- Data provided
• • • • • • •

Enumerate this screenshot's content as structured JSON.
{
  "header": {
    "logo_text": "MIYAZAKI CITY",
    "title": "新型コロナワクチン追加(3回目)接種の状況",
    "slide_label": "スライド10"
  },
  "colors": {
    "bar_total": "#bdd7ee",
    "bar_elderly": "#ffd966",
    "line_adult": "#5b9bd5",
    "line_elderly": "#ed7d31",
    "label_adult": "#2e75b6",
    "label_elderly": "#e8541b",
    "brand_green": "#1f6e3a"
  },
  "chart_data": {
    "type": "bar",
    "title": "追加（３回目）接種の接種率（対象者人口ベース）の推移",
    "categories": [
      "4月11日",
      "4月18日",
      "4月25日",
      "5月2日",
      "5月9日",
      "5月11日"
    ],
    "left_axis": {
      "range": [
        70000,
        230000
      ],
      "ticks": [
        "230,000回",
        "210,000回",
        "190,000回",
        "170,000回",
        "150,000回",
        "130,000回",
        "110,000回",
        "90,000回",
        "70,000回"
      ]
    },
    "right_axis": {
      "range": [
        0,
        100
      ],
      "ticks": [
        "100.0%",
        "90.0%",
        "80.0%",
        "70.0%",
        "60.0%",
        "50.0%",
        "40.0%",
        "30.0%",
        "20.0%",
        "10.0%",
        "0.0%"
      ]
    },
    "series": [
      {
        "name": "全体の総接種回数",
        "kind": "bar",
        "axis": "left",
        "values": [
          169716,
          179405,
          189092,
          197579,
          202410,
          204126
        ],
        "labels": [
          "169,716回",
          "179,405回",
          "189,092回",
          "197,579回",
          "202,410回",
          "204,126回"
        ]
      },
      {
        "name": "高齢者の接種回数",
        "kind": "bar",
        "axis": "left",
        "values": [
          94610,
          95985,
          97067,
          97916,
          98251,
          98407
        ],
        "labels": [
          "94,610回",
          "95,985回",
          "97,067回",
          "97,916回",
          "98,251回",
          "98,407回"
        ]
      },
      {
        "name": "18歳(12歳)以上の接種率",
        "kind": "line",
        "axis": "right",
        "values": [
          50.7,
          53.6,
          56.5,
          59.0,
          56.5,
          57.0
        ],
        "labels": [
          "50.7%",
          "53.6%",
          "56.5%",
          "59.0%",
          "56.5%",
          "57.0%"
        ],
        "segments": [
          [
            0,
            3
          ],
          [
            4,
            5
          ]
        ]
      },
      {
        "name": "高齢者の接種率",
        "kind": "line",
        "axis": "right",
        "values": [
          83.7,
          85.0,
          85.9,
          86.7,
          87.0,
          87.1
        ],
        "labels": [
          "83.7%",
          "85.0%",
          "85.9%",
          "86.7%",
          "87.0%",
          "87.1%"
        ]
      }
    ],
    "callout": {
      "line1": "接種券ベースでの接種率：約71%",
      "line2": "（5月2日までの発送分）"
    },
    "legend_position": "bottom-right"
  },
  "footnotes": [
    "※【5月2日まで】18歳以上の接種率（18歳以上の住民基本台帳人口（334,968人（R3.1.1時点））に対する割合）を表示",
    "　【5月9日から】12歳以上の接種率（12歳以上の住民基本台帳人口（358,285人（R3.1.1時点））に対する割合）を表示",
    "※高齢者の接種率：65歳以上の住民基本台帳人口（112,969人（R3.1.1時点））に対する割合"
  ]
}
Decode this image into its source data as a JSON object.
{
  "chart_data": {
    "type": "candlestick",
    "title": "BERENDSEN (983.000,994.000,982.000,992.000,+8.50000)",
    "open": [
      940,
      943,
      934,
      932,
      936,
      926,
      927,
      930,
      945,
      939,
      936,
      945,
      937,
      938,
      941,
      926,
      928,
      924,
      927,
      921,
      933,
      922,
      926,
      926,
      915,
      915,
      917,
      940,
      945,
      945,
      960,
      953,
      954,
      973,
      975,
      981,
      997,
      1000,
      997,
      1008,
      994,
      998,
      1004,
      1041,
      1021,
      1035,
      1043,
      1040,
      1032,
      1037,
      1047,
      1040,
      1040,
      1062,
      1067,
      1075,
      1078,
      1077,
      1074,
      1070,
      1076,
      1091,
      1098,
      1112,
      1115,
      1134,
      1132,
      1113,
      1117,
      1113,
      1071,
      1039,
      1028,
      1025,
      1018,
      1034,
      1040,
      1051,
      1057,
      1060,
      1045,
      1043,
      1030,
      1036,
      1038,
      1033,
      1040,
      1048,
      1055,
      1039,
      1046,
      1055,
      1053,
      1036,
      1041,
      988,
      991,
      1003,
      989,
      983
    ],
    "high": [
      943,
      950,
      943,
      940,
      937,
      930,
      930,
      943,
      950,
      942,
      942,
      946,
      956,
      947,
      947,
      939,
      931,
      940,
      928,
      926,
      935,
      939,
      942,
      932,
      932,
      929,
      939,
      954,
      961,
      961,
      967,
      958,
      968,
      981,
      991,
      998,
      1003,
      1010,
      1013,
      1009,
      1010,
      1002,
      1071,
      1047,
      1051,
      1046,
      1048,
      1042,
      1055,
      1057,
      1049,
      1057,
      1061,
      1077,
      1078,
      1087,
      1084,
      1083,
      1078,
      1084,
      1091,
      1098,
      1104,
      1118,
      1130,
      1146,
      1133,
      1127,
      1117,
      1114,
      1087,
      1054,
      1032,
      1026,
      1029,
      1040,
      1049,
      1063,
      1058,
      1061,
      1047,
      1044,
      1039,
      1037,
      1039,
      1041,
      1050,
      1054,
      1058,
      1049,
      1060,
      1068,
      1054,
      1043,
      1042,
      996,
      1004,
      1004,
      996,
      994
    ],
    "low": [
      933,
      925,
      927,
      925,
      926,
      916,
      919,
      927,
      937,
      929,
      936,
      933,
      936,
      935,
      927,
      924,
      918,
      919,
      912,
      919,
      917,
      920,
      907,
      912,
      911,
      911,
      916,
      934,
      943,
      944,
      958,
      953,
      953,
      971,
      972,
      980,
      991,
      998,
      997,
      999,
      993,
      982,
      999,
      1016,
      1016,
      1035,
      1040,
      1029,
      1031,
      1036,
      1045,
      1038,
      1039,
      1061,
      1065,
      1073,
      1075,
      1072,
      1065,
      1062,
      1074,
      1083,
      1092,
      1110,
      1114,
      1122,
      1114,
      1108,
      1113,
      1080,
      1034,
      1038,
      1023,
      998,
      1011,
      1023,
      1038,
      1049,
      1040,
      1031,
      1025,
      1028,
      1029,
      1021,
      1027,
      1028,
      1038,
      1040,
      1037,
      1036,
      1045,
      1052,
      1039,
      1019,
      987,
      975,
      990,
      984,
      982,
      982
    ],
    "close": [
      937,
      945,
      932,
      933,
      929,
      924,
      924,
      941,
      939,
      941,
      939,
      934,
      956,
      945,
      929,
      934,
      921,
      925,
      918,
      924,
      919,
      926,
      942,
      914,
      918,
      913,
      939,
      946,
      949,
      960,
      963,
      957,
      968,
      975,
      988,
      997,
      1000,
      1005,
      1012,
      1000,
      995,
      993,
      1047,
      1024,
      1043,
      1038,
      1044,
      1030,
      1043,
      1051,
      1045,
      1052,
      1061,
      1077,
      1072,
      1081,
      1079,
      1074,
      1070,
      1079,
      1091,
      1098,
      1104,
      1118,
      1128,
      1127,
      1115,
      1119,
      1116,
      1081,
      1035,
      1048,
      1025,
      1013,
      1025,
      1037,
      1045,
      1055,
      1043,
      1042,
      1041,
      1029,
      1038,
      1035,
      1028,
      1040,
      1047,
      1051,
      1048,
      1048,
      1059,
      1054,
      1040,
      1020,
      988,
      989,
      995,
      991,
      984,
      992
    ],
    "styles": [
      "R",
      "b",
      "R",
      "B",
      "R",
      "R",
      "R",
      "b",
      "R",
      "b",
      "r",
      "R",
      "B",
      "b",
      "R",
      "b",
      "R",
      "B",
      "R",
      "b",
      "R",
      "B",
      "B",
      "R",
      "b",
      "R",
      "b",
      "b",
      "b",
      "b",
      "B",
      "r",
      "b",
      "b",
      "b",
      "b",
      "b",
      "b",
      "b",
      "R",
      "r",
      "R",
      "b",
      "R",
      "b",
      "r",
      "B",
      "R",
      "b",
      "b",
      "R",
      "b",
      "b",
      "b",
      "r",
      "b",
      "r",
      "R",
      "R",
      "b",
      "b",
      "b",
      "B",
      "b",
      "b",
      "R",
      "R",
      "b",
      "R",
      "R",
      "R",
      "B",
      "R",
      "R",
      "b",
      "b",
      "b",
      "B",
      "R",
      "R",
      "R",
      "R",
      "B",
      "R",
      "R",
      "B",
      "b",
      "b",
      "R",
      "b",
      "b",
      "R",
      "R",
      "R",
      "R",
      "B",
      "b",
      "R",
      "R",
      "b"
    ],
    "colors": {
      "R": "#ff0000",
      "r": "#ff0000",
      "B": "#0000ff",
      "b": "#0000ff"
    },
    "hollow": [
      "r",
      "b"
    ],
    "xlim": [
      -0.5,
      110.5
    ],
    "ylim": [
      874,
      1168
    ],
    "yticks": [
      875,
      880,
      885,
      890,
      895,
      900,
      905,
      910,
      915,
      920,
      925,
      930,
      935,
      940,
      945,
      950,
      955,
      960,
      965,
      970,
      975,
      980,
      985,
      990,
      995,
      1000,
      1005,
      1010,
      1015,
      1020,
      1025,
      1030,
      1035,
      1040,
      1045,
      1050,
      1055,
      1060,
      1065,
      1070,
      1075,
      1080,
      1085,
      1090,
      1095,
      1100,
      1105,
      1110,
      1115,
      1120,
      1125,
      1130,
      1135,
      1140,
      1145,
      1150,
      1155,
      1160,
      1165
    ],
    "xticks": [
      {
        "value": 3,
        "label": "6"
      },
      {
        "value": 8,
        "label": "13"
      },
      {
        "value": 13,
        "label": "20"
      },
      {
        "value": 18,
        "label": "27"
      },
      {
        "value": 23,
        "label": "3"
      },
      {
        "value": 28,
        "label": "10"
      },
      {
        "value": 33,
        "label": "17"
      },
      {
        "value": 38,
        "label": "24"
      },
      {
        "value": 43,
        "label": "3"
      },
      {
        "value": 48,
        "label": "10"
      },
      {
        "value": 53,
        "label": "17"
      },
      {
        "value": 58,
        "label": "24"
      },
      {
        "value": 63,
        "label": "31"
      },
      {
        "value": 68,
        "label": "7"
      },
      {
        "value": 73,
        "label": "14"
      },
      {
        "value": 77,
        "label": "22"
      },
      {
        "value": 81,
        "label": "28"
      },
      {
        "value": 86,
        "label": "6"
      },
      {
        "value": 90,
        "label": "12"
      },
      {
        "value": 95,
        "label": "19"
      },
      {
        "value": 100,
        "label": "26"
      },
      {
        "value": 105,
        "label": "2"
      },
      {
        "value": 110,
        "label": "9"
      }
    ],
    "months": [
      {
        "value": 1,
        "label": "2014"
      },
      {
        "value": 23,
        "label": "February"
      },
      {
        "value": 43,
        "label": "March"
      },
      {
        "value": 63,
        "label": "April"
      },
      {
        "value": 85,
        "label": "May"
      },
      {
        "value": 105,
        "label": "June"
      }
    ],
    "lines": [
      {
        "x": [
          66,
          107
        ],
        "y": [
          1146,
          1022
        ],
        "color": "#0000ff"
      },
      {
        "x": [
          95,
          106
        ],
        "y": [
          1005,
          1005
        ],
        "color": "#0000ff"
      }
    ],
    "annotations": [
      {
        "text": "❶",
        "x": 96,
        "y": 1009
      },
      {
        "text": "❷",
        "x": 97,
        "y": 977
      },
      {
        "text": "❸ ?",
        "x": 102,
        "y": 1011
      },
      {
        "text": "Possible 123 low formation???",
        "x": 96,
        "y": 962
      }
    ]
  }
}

• • • • • • •

Using the records given above, list every line that includes the word "JSON".

Enumerate this screenshot's content as structured JSON.
Decode this image into its source data as a JSON object.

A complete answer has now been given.